Problem to work on: Single out each line with the word "games" and copy it.

Extracted entries:

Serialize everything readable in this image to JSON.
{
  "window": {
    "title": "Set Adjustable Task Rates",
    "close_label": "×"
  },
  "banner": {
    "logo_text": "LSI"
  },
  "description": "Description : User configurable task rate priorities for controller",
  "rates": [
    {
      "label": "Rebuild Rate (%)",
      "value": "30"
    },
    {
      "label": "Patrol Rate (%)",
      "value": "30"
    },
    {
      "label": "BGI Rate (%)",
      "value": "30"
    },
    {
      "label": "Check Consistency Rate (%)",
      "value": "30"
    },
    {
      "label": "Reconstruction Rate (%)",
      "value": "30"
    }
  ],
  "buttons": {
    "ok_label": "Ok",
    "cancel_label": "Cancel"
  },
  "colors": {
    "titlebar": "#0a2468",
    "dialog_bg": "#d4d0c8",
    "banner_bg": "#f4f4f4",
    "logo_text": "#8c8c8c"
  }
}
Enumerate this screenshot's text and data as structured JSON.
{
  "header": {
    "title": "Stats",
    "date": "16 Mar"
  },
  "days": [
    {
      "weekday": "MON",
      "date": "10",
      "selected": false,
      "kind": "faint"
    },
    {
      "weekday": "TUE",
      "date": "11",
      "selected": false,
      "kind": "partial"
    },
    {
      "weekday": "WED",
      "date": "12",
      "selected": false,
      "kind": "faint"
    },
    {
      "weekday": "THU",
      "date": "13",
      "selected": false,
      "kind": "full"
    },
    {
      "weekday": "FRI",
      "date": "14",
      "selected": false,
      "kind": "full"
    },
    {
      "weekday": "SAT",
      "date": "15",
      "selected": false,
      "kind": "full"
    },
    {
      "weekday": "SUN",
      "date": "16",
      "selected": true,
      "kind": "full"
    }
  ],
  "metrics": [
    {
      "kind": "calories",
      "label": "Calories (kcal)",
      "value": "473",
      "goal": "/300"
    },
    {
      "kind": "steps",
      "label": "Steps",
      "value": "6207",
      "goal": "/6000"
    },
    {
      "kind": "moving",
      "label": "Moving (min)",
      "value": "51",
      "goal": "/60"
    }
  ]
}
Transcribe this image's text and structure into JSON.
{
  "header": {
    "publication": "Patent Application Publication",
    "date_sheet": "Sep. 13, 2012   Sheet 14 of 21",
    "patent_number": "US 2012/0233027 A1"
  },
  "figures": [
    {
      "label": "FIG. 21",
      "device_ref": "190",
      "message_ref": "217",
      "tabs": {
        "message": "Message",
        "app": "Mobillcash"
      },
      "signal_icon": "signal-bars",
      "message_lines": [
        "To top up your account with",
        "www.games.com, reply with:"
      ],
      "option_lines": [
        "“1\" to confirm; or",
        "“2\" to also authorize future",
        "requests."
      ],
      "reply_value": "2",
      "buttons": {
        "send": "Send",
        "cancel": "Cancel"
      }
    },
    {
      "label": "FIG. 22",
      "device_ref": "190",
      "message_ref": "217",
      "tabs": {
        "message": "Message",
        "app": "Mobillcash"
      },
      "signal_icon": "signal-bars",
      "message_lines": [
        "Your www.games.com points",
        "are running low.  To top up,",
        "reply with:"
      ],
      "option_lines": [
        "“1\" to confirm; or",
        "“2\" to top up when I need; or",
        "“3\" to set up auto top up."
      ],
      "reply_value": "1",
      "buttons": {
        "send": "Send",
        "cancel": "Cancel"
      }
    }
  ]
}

Solution to this exercise:
        "www.games.com, reply with:"
        "Your www.games.com points",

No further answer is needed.